Dataset rows:
--- Start ---
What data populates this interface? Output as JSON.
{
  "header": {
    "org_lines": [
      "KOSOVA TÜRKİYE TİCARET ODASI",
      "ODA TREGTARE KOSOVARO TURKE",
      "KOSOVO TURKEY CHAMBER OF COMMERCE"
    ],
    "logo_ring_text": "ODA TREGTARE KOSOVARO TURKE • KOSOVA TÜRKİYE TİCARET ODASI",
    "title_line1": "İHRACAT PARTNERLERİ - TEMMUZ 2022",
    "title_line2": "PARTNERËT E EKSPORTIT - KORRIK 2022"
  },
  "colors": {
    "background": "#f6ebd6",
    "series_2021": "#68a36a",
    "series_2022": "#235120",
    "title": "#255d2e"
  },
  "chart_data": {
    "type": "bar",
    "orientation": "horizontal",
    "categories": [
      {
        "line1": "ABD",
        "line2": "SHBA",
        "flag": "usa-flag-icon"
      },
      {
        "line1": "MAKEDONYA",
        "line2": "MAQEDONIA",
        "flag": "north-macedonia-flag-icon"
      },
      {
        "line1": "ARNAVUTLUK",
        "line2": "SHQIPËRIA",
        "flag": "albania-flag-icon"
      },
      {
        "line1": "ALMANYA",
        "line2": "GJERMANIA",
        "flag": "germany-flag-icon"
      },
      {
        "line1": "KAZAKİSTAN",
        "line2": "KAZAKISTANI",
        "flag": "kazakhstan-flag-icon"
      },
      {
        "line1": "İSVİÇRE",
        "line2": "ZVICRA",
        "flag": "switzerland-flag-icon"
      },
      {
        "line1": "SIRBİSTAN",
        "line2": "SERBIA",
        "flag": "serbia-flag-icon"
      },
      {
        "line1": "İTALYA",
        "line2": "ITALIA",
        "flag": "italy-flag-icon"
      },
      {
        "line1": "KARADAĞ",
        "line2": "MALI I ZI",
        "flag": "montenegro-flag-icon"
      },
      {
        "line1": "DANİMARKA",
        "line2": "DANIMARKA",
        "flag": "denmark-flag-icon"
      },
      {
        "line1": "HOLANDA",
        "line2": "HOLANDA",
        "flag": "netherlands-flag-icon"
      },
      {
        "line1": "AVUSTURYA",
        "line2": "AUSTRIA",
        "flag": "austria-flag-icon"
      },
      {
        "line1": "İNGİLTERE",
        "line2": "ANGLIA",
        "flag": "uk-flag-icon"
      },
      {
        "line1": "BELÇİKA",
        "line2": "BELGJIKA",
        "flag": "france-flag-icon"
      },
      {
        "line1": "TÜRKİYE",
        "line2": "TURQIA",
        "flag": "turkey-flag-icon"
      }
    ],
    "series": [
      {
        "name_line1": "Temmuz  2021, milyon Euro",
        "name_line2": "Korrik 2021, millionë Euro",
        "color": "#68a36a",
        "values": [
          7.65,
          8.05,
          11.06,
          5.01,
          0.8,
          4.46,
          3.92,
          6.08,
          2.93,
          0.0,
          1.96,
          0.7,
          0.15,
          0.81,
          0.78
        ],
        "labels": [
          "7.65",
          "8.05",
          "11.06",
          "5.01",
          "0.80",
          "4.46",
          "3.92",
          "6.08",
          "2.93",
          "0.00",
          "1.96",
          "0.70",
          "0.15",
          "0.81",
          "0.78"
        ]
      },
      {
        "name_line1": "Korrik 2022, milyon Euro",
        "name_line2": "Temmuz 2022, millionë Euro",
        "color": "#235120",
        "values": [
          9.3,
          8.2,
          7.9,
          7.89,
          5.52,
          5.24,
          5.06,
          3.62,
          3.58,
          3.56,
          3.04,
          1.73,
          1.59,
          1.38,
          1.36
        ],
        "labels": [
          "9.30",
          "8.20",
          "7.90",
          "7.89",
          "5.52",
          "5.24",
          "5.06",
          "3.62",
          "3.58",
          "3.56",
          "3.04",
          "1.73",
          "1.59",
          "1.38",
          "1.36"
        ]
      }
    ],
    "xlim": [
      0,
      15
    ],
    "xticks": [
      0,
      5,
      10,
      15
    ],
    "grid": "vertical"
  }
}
--- End ---
- WHAT THE TASK ASKS -
Copy all the lines, exactly.

- WRITTEN SOLUTION -
What data populates this interface? Output as JSON.
{
  "header": {
    "org_lines": [
      "KOSOVA TÜRKİYE TİCARET ODASI",
      "ODA TREGTARE KOSOVARO TURKE",
      "KOSOVO TURKEY CHAMBER OF COMMERCE"
    ],
    "logo_ring_text": "ODA TREGTARE KOSOVARO TURKE • KOSOVA TÜRKİYE TİCARET ODASI",
    "title_line1": "İHRACAT PARTNERLERİ - TEMMUZ 2022",
    "title_line2": "PARTNERËT E EKSPORTIT - KORRIK 2022"
  },
  "colors": {
    "background": "#f6ebd6",
    "series_2021": "#68a36a",
    "series_2022": "#235120",
    "title": "#255d2e"
  },
  "chart_data": {
    "type": "bar",
    "orientation": "horizontal",
    "categories": [
      {
        "line1": "ABD",
        "line2": "SHBA",
        "flag": "usa-flag-icon"
      },
      {
        "line1": "MAKEDONYA",
        "line2": "MAQEDONIA",
        "flag": "north-macedonia-flag-icon"
      },
      {
        "line1": "ARNAVUTLUK",
        "line2": "SHQIPËRIA",
        "flag": "albania-flag-icon"
      },
      {
        "line1": "ALMANYA",
        "line2": "GJERMANIA",
        "flag": "germany-flag-icon"
      },
      {
        "line1": "KAZAKİSTAN",
        "line2": "KAZAKISTANI",
        "flag": "kazakhstan-flag-icon"
      },
      {
        "line1": "İSVİÇRE",
        "line2": "ZVICRA",
        "flag": "switzerland-flag-icon"
      },
      {
        "line1": "SIRBİSTAN",
        "line2": "SERBIA",
        "flag": "serbia-flag-icon"
      },
      {
        "line1": "İTALYA",
        "line2": "ITALIA",
        "flag": "italy-flag-icon"
      },
      {
        "line1": "KARADAĞ",
        "line2": "MALI I ZI",
        "flag": "montenegro-flag-icon"
      },
      {
        "line1": "DANİMARKA",
        "line2": "DANIMARKA",
        "flag": "denmark-flag-icon"
      },
      {
        "line1": "HOLANDA",
        "line2": "HOLANDA",
        "flag": "netherlands-flag-icon"
      },
      {
        "line1": "AVUSTURYA",
        "line2": "AUSTRIA",
        "flag": "austria-flag-icon"
      },
      {
        "line1": "İNGİLTERE",
        "line2": "ANGLIA",
        "flag": "uk-flag-icon"
      },
      {
        "line1": "BELÇİKA",
        "line2": "BELGJIKA",
        "flag": "france-flag-icon"
      },
      {
        "line1": "TÜRKİYE",
        "line2": "TURQIA",
        "flag": "turkey-flag-icon"
      }
    ],
    "series": [
      {
        "name_line1": "Temmuz  2021, milyon Euro",
        "name_line2": "Korrik 2021, millionë Euro",
        "color": "#68a36a",
        "values": [
          7.65,
          8.05,
          11.06,
          5.01,
          0.8,
          4.46,
          3.92,
          6.08,
          2.93,
          0.0,
          1.96,
          0.7,
          0.15,
          0.81,
          0.78
        ],
        "labels": [
          "7.65",
          "8.05",
          "11.06",
          "5.01",
          "0.80",
          "4.46",
          "3.92",
          "6.08",
          "2.93",
          "0.00",
          "1.96",
          "0.70",
          "0.15",
          "0.81",
          "0.78"
        ]
      },
      {
        "name_line1": "Korrik 2022, milyon Euro",
        "name_line2": "Temmuz 2022, millionë Euro",
        "color": "#235120",
        "values": [
          9.3,
          8.2,
          7.9,
          7.89,
          5.52,
          5.24,
          5.06,
          3.62,
          3.58,
          3.56,
          3.04,
          1.73,
          1.59,
          1.38,
          1.36
        ],
        "labels": [
          "9.30",
          "8.20",
          "7.90",
          "7.89",
          "5.52",
          "5.24",
          "5.06",
          "3.62",
          "3.58",
          "3.56",
          "3.04",
          "1.73",
          "1.59",
          "1.38",
          "1.36"
        ]
      }
    ],
    "xlim": [
      0,
      15
    ],
    "xticks": [
      0,
      5,
      10,
      15
    ],
    "grid": "vertical"
  }
}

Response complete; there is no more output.